| Written request |
Each line of the data that includes the string "cirrus" is to be copied out.

| Records shown |
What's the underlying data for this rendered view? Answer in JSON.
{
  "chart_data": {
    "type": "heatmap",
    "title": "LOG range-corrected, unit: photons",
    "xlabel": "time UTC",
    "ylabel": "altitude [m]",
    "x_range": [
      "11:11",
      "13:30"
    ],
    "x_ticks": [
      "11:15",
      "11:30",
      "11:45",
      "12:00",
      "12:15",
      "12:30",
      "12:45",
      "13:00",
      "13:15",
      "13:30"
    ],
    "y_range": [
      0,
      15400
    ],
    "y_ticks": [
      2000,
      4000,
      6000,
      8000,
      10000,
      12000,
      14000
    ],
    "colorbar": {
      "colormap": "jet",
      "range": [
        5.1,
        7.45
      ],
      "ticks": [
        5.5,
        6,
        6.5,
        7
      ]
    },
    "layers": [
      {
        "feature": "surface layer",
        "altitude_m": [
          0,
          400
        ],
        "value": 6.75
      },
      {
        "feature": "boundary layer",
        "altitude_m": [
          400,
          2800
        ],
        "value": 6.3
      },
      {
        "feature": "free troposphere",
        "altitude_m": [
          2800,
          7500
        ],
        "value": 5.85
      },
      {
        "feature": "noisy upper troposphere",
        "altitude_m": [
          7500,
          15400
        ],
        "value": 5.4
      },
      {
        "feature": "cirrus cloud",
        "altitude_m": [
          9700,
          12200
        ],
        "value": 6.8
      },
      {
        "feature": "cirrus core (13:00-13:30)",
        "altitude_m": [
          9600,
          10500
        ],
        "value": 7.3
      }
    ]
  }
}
* * *
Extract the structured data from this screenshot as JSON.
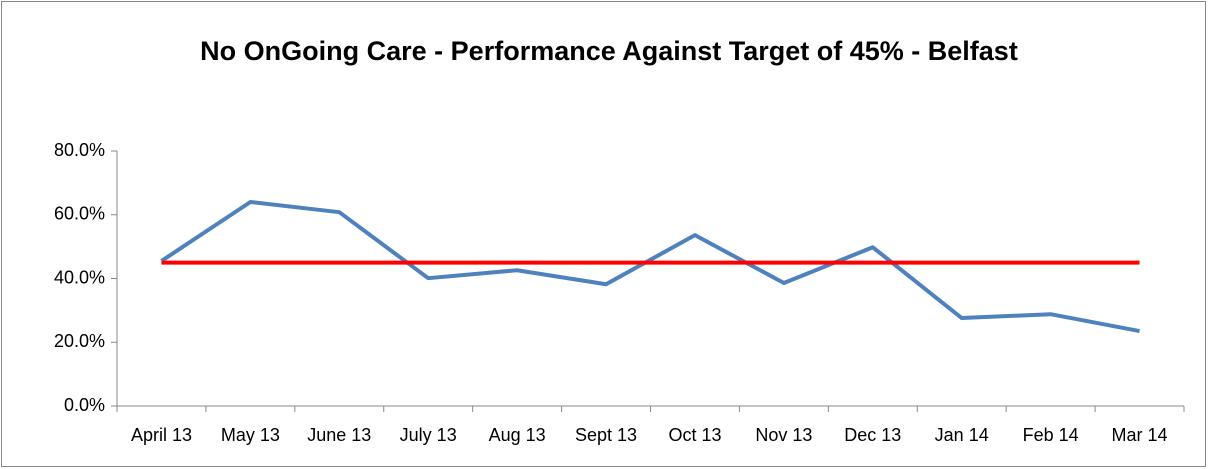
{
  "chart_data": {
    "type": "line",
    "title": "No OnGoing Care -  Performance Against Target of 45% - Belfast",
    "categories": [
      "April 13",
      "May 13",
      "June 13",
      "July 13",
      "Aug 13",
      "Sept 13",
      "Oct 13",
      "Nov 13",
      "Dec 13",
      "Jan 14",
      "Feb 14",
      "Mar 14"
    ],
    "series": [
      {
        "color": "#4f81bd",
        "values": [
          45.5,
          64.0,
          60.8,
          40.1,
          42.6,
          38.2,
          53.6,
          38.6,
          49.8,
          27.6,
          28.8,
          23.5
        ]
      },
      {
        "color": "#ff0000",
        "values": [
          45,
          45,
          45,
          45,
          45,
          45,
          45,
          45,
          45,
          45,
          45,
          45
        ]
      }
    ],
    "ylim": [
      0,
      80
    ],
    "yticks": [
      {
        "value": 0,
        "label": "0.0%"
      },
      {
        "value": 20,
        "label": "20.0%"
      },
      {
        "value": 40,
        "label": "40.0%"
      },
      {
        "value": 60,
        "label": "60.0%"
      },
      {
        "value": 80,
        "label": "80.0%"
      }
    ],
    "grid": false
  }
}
--
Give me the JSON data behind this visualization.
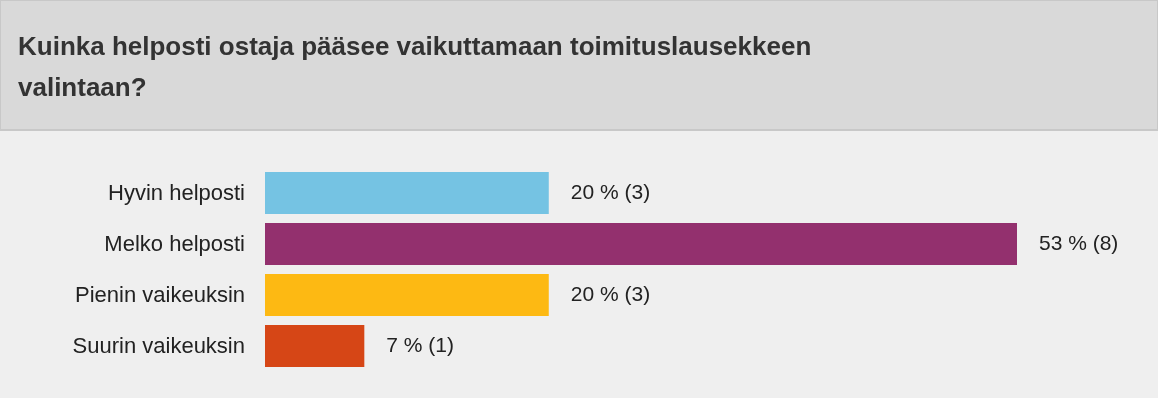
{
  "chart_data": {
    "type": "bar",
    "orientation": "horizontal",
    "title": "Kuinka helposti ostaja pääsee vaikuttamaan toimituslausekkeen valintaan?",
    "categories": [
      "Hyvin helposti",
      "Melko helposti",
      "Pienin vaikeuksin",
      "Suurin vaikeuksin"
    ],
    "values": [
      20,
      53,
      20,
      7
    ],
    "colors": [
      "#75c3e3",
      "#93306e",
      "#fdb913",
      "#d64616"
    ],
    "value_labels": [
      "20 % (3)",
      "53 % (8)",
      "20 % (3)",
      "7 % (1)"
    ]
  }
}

| Answer for this exercise |
        "feature": "cirrus cloud",
        "feature": "cirrus core (13:00-13:30)",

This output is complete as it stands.